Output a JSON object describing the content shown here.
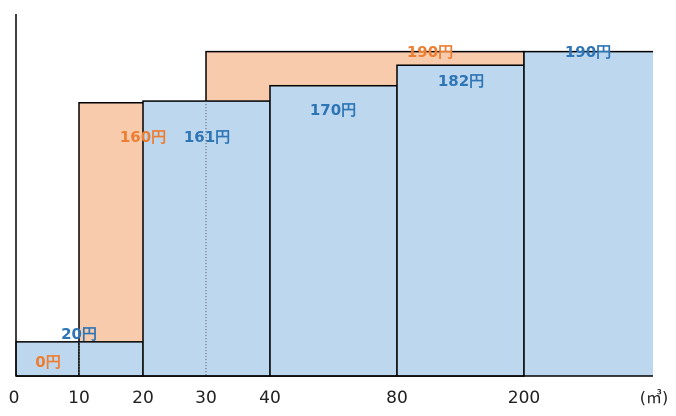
{
  "chart_data": {
    "type": "bar",
    "x_unit": "(㎥)",
    "x_ticks": [
      "0",
      "10",
      "20",
      "30",
      "40",
      "80",
      "200"
    ],
    "grid": false,
    "legend": "none",
    "colors": {
      "orange_fill": "#f8cbad",
      "blue_fill": "#bdd7ee",
      "orange_text": "#ed7d31",
      "blue_text": "#2e75b6",
      "stroke": "#000000"
    },
    "series": [
      {
        "color_key": "orange",
        "segments": [
          {
            "from": 0,
            "to": 10,
            "value": 0,
            "label": "0円"
          },
          {
            "from": 10,
            "to": 20,
            "value": 160,
            "label": "160円"
          },
          {
            "from": 20,
            "to": 30,
            "value": 160,
            "label": ""
          },
          {
            "from": 30,
            "to": 200,
            "value": 190,
            "label": "190円"
          }
        ]
      },
      {
        "color_key": "blue",
        "segments": [
          {
            "from": 0,
            "to": 10,
            "value": 20,
            "label": ""
          },
          {
            "from": 10,
            "to": 20,
            "value": 20,
            "label": "20円"
          },
          {
            "from": 20,
            "to": 40,
            "value": 161,
            "label": "161円"
          },
          {
            "from": 40,
            "to": 80,
            "value": 170,
            "label": "170円"
          },
          {
            "from": 80,
            "to": 200,
            "value": 182,
            "label": "182円"
          },
          {
            "from": 200,
            "to": null,
            "value": 190,
            "label": "190円"
          }
        ]
      }
    ]
  }
}
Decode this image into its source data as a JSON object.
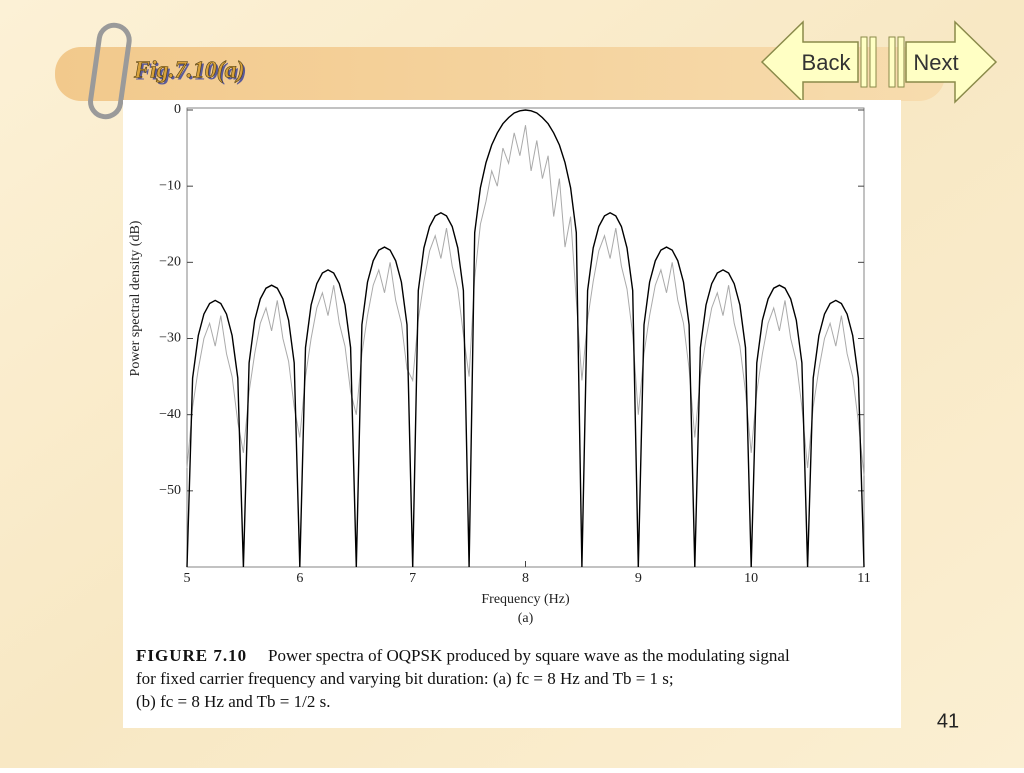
{
  "slide": {
    "title": "Fig.7.10(a)",
    "back": "Back",
    "next": "Next",
    "page_number": "41",
    "caption": {
      "label": "FIGURE 7.10",
      "lines": [
        "Power spectra of OQPSK produced by square wave as the modulating signal",
        "for fixed carrier frequency and varying bit duration: (a) fc = 8 Hz and Tb = 1 s;",
        "(b) fc = 8 Hz and Tb = 1/2 s."
      ]
    }
  },
  "chart_data": {
    "type": "line",
    "x_label": "Frequency (Hz)",
    "subtitle": "(a)",
    "y_label": "Power spectral density (dB)",
    "xlim": [
      5,
      11
    ],
    "xticks": [
      5,
      6,
      7,
      8,
      9,
      10,
      11
    ],
    "ylim": [
      -60,
      0
    ],
    "yticks": [
      0,
      {
        "value": -10,
        "label": "−10"
      },
      {
        "value": -20,
        "label": "−20"
      },
      {
        "value": -30,
        "label": "−30"
      },
      {
        "value": -40,
        "label": "−40"
      },
      {
        "value": -50,
        "label": "−50"
      }
    ],
    "x": [
      5,
      5.05,
      5.1,
      5.15,
      5.2,
      5.25,
      5.3,
      5.35,
      5.4,
      5.45,
      5.5,
      5.55,
      5.6,
      5.65,
      5.7,
      5.75,
      5.8,
      5.85,
      5.9,
      5.95,
      6,
      6.05,
      6.1,
      6.15,
      6.2,
      6.25,
      6.3,
      6.35,
      6.4,
      6.45,
      6.5,
      6.55,
      6.6,
      6.65,
      6.7,
      6.75,
      6.8,
      6.85,
      6.9,
      6.95,
      7,
      7.05,
      7.1,
      7.15,
      7.2,
      7.25,
      7.3,
      7.35,
      7.4,
      7.45,
      7.5,
      7.55,
      7.6,
      7.65,
      7.7,
      7.75,
      7.8,
      7.85,
      7.9,
      7.95,
      8,
      8.05,
      8.1,
      8.15,
      8.2,
      8.25,
      8.3,
      8.35,
      8.4,
      8.45,
      8.5,
      8.55,
      8.6,
      8.65,
      8.7,
      8.75,
      8.8,
      8.85,
      8.9,
      8.95,
      9,
      9.05,
      9.1,
      9.15,
      9.2,
      9.25,
      9.3,
      9.35,
      9.4,
      9.45,
      9.5,
      9.55,
      9.6,
      9.65,
      9.7,
      9.75,
      9.8,
      9.85,
      9.9,
      9.95,
      10,
      10.05,
      10.1,
      10.15,
      10.2,
      10.25,
      10.3,
      10.35,
      10.4,
      10.45,
      10.5,
      10.55,
      10.6,
      10.65,
      10.7,
      10.75,
      10.8,
      10.85,
      10.9,
      10.95,
      11
    ],
    "series": [
      {
        "color": "#aaaaaa",
        "values": [
          -47,
          -39,
          -34,
          -30,
          -28,
          -31,
          -27,
          -32,
          -35,
          -41,
          -45,
          -37,
          -32,
          -28,
          -26,
          -29,
          -25,
          -30,
          -33,
          -39,
          -43,
          -35,
          -30,
          -26,
          -24,
          -27,
          -23,
          -28,
          -31,
          -37,
          -40,
          -32,
          -27,
          -23,
          -21,
          -24,
          -20,
          -25,
          -28,
          -34,
          -35.5,
          -27.5,
          -22.5,
          -18.5,
          -16.5,
          -19.5,
          -15.5,
          -20.5,
          -23.5,
          -29.5,
          -35,
          -22,
          -15,
          -12,
          -8,
          -10,
          -5,
          -7,
          -3,
          -6,
          -2,
          -8,
          -4,
          -9,
          -6,
          -14,
          -9,
          -18,
          -14,
          -25,
          -35.5,
          -27.5,
          -22.5,
          -18.5,
          -16.5,
          -19.5,
          -15.5,
          -20.5,
          -23.5,
          -29.5,
          -40,
          -32,
          -27,
          -23,
          -21,
          -24,
          -20,
          -25,
          -28,
          -34,
          -43,
          -35,
          -30,
          -26,
          -24,
          -27,
          -23,
          -28,
          -31,
          -37,
          -45,
          -37,
          -32,
          -28,
          -26,
          -29,
          -25,
          -30,
          -33,
          -39,
          -47,
          -39,
          -34,
          -30,
          -28,
          -31,
          -27,
          -32,
          -35,
          -41,
          -48
        ]
      },
      {
        "color": "#000000",
        "values": [
          -60,
          -35.2,
          -29.6,
          -26.8,
          -25.4,
          -25,
          -25.4,
          -26.8,
          -29.6,
          -35.2,
          -60,
          -33.2,
          -27.6,
          -24.8,
          -23.4,
          -23,
          -23.4,
          -24.8,
          -27.6,
          -33.2,
          -60,
          -31.2,
          -25.6,
          -22.8,
          -21.4,
          -21,
          -21.4,
          -22.8,
          -25.6,
          -31.2,
          -60,
          -28.2,
          -22.6,
          -19.8,
          -18.4,
          -18,
          -18.4,
          -19.8,
          -22.6,
          -28.2,
          -60,
          -23.7,
          -18.1,
          -15.3,
          -13.9,
          -13.5,
          -13.9,
          -15.3,
          -18.1,
          -23.7,
          -60,
          -16.1,
          -10.2,
          -6.9,
          -4.6,
          -3,
          -1.8,
          -1,
          -0.4,
          -0.1,
          0,
          -0.1,
          -0.4,
          -1,
          -1.8,
          -3,
          -4.6,
          -6.9,
          -10.2,
          -16.1,
          -60,
          -23.7,
          -18.1,
          -15.3,
          -13.9,
          -13.5,
          -13.9,
          -15.3,
          -18.1,
          -23.7,
          -60,
          -28.2,
          -22.6,
          -19.8,
          -18.4,
          -18,
          -18.4,
          -19.8,
          -22.6,
          -28.2,
          -60,
          -31.2,
          -25.6,
          -22.8,
          -21.4,
          -21,
          -21.4,
          -22.8,
          -25.6,
          -31.2,
          -60,
          -33.2,
          -27.6,
          -24.8,
          -23.4,
          -23,
          -23.4,
          -24.8,
          -27.6,
          -33.2,
          -60,
          -35.2,
          -29.6,
          -26.8,
          -25.4,
          -25,
          -25.4,
          -26.8,
          -29.6,
          -35.2,
          -60
        ]
      }
    ]
  }
}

• • • • •

Exercise requirements :: Reproduce the data verbatim. Do not carry any picture into the copy.

Exercise response ::
Output a JSON object describing the content shown here.
{
  "chart_data": {
    "type": "bar",
    "x_unit": "(㎥)",
    "x_ticks": [
      "0",
      "10",
      "20",
      "30",
      "40",
      "80",
      "200"
    ],
    "grid": false,
    "legend": "none",
    "colors": {
      "orange_fill": "#f8cbad",
      "blue_fill": "#bdd7ee",
      "orange_text": "#ed7d31",
      "blue_text": "#2e75b6",
      "stroke": "#000000"
    },
    "series": [
      {
        "color_key": "orange",
        "segments": [
          {
            "from": 0,
            "to": 10,
            "value": 0,
            "label": "0円"
          },
          {
            "from": 10,
            "to": 20,
            "value": 160,
            "label": "160円"
          },
          {
            "from": 20,
            "to": 30,
            "value": 160,
            "label": ""
          },
          {
            "from": 30,
            "to": 200,
            "value": 190,
            "label": "190円"
          }
        ]
      },
      {
        "color_key": "blue",
        "segments": [
          {
            "from": 0,
            "to": 10,
            "value": 20,
            "label": ""
          },
          {
            "from": 10,
            "to": 20,
            "value": 20,
            "label": "20円"
          },
          {
            "from": 20,
            "to": 40,
            "value": 161,
            "label": "161円"
          },
          {
            "from": 40,
            "to": 80,
            "value": 170,
            "label": "170円"
          },
          {
            "from": 80,
            "to": 200,
            "value": 182,
            "label": "182円"
          },
          {
            "from": 200,
            "to": null,
            "value": 190,
            "label": "190円"
          }
        ]
      }
    ]
  }
}
Decode this image into its source data as a JSON object.
{
  "slide": {
    "title": "Fig.7.10(a)",
    "back": "Back",
    "next": "Next",
    "page_number": "41",
    "caption": {
      "label": "FIGURE 7.10",
      "lines": [
        "Power spectra of OQPSK produced by square wave as the modulating signal",
        "for fixed carrier frequency and varying bit duration: (a) fc = 8 Hz and Tb = 1 s;",
        "(b) fc = 8 Hz and Tb = 1/2 s."
      ]
    }
  },
  "chart_data": {
    "type": "line",
    "x_label": "Frequency (Hz)",
    "subtitle": "(a)",
    "y_label": "Power spectral density (dB)",
    "xlim": [
      5,
      11
    ],
    "xticks": [
      5,
      6,
      7,
      8,
      9,
      10,
      11
    ],
    "ylim": [
      -60,
      0
    ],
    "yticks": [
      0,
      {
        "value": -10,
        "label": "−10"
      },
      {
        "value": -20,
        "label": "−20"
      },
      {
        "value": -30,
        "label": "−30"
      },
      {
        "value": -40,
        "label": "−40"
      },
      {
        "value": -50,
        "label": "−50"
      }
    ],
    "x": [
      5,
      5.05,
      5.1,
      5.15,
      5.2,
      5.25,
      5.3,
      5.35,
      5.4,
      5.45,
      5.5,
      5.55,
      5.6,
      5.65,
      5.7,
      5.75,
      5.8,
      5.85,
      5.9,
      5.95,
      6,
      6.05,
      6.1,
      6.15,
      6.2,
      6.25,
      6.3,
      6.35,
      6.4,
      6.45,
      6.5,
      6.55,
      6.6,
      6.65,
      6.7,
      6.75,
      6.8,
      6.85,
      6.9,
      6.95,
      7,
      7.05,
      7.1,
      7.15,
      7.2,
      7.25,
      7.3,
      7.35,
      7.4,
      7.45,
      7.5,
      7.55,
      7.6,
      7.65,
      7.7,
      7.75,
      7.8,
      7.85,
      7.9,
      7.95,
      8,
      8.05,
      8.1,
      8.15,
      8.2,
      8.25,
      8.3,
      8.35,
      8.4,
      8.45,
      8.5,
      8.55,
      8.6,
      8.65,
      8.7,
      8.75,
      8.8,
      8.85,
      8.9,
      8.95,
      9,
      9.05,
      9.1,
      9.15,
      9.2,
      9.25,
      9.3,
      9.35,
      9.4,
      9.45,
      9.5,
      9.55,
      9.6,
      9.65,
      9.7,
      9.75,
      9.8,
      9.85,
      9.9,
      9.95,
      10,
      10.05,
      10.1,
      10.15,
      10.2,
      10.25,
      10.3,
      10.35,
      10.4,
      10.45,
      10.5,
      10.55,
      10.6,
      10.65,
      10.7,
      10.75,
      10.8,
      10.85,
      10.9,
      10.95,
      11
    ],
    "series": [
      {
        "color": "#aaaaaa",
        "values": [
          -47,
          -39,
          -34,
          -30,
          -28,
          -31,
          -27,
          -32,
          -35,
          -41,
          -45,
          -37,
          -32,
          -28,
          -26,
          -29,
          -25,
          -30,
          -33,
          -39,
          -43,
          -35,
          -30,
          -26,
          -24,
          -27,
          -23,
          -28,
          -31,
          -37,
          -40,
          -32,
          -27,
          -23,
          -21,
          -24,
          -20,
          -25,
          -28,
          -34,
          -35.5,
          -27.5,
          -22.5,
          -18.5,
          -16.5,
          -19.5,
          -15.5,
          -20.5,
          -23.5,
          -29.5,
          -35,
          -22,
          -15,
          -12,
          -8,
          -10,
          -5,
          -7,
          -3,
          -6,
          -2,
          -8,
          -4,
          -9,
          -6,
          -14,
          -9,
          -18,
          -14,
          -25,
          -35.5,
          -27.5,
          -22.5,
          -18.5,
          -16.5,
          -19.5,
          -15.5,
          -20.5,
          -23.5,
          -29.5,
          -40,
          -32,
          -27,
          -23,
          -21,
          -24,
          -20,
          -25,
          -28,
          -34,
          -43,
          -35,
          -30,
          -26,
          -24,
          -27,
          -23,
          -28,
          -31,
          -37,
          -45,
          -37,
          -32,
          -28,
          -26,
          -29,
          -25,
          -30,
          -33,
          -39,
          -47,
          -39,
          -34,
          -30,
          -28,
          -31,
          -27,
          -32,
          -35,
          -41,
          -48
        ]
      },
      {
        "color": "#000000",
        "values": [
          -60,
          -35.2,
          -29.6,
          -26.8,
          -25.4,
          -25,
          -25.4,
          -26.8,
          -29.6,
          -35.2,
          -60,
          -33.2,
          -27.6,
          -24.8,
          -23.4,
          -23,
          -23.4,
          -24.8,
          -27.6,
          -33.2,
          -60,
          -31.2,
          -25.6,
          -22.8,
          -21.4,
          -21,
          -21.4,
          -22.8,
          -25.6,
          -31.2,
          -60,
          -28.2,
          -22.6,
          -19.8,
          -18.4,
          -18,
          -18.4,
          -19.8,
          -22.6,
          -28.2,
          -60,
          -23.7,
          -18.1,
          -15.3,
          -13.9,
          -13.5,
          -13.9,
          -15.3,
          -18.1,
          -23.7,
          -60,
          -16.1,
          -10.2,
          -6.9,
          -4.6,
          -3,
          -1.8,
          -1,
          -0.4,
          -0.1,
          0,
          -0.1,
          -0.4,
          -1,
          -1.8,
          -3,
          -4.6,
          -6.9,
          -10.2,
          -16.1,
          -60,
          -23.7,
          -18.1,
          -15.3,
          -13.9,
          -13.5,
          -13.9,
          -15.3,
          -18.1,
          -23.7,
          -60,
          -28.2,
          -22.6,
          -19.8,
          -18.4,
          -18,
          -18.4,
          -19.8,
          -22.6,
          -28.2,
          -60,
          -31.2,
          -25.6,
          -22.8,
          -21.4,
          -21,
          -21.4,
          -22.8,
          -25.6,
          -31.2,
          -60,
          -33.2,
          -27.6,
          -24.8,
          -23.4,
          -23,
          -23.4,
          -24.8,
          -27.6,
          -33.2,
          -60,
          -35.2,
          -29.6,
          -26.8,
          -25.4,
          -25,
          -25.4,
          -26.8,
          -29.6,
          -35.2,
          -60
        ]
      }
    ]
  }
}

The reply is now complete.